_Data section:_
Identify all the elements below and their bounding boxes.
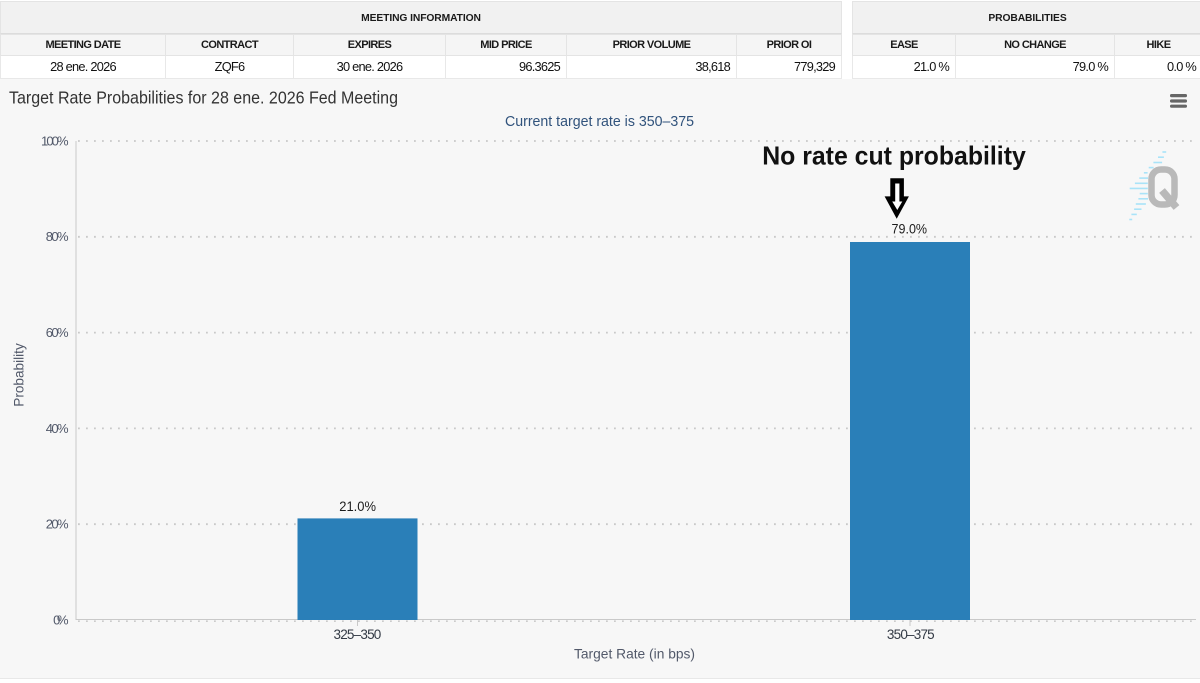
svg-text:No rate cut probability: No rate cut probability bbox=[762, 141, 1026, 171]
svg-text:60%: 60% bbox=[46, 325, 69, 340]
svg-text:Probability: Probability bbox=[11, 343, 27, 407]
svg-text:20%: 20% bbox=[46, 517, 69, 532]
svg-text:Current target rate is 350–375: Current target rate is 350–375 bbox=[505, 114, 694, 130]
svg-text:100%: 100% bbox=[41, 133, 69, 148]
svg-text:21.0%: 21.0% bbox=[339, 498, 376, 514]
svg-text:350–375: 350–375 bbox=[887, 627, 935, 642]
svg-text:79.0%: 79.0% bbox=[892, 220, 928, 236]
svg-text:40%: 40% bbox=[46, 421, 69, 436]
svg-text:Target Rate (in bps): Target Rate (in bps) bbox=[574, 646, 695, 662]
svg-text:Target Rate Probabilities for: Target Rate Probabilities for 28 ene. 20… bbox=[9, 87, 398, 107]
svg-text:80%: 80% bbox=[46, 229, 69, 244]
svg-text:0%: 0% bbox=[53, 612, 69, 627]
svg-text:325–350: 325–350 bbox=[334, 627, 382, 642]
==
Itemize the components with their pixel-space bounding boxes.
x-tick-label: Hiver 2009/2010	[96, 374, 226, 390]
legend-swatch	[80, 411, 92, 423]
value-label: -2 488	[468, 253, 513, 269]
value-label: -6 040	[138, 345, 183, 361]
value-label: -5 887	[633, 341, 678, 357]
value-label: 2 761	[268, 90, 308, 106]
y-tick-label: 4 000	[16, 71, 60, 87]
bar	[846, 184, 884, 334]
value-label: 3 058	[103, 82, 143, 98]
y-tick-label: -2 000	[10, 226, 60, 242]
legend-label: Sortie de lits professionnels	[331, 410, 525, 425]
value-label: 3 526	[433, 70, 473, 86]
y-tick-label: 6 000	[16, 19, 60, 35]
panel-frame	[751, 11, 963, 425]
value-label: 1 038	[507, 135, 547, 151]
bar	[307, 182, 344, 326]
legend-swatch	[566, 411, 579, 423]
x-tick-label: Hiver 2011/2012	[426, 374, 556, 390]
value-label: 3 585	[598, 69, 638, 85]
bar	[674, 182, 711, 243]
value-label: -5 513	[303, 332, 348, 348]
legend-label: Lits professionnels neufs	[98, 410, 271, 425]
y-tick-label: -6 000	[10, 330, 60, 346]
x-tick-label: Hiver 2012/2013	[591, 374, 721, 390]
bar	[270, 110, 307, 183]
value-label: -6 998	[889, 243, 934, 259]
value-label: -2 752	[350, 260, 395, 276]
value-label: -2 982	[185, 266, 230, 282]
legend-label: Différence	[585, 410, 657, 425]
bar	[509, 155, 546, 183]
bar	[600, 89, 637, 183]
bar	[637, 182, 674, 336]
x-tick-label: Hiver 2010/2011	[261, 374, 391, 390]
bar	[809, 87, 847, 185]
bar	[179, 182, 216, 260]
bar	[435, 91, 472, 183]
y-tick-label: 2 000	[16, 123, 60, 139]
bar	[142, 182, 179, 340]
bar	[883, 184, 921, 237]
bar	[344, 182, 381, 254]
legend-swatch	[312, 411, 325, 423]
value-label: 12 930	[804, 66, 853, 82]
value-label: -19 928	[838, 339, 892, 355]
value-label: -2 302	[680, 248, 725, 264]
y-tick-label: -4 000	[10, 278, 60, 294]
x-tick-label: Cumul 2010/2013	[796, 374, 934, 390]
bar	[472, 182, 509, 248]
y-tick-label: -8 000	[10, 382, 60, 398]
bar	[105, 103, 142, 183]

_Task:_ Reproduce verbatim everything from the line containing "svg-text:No rate cut" down to the line containing "svg-text:325–350: 325–350 bbox=[334, 627, 382, 642]", with both of those lines included.

_Exercise solution:_
svg-text:No rate cut probability: No rate cut probability bbox=[762, 141, 1026, 171]
svg-text:60%: 60% bbox=[46, 325, 69, 340]
svg-text:Probability: Probability bbox=[11, 343, 27, 407]
svg-text:20%: 20% bbox=[46, 517, 69, 532]
svg-text:Current target rate is 350–375: Current target rate is 350–375 bbox=[505, 114, 694, 130]
svg-text:100%: 100% bbox=[41, 133, 69, 148]
svg-text:21.0%: 21.0% bbox=[339, 498, 376, 514]
svg-text:350–375: 350–375 bbox=[887, 627, 935, 642]
svg-text:79.0%: 79.0% bbox=[892, 220, 928, 236]
svg-text:40%: 40% bbox=[46, 421, 69, 436]
svg-text:Target Rate (in bps): Target Rate (in bps) bbox=[574, 646, 695, 662]
svg-text:Target Rate Probabilities for: Target Rate Probabilities for 28 ene. 20… bbox=[9, 87, 398, 107]
svg-text:80%: 80% bbox=[46, 229, 69, 244]
svg-text:0%: 0% bbox=[53, 612, 69, 627]
svg-text:325–350: 325–350 bbox=[334, 627, 382, 642]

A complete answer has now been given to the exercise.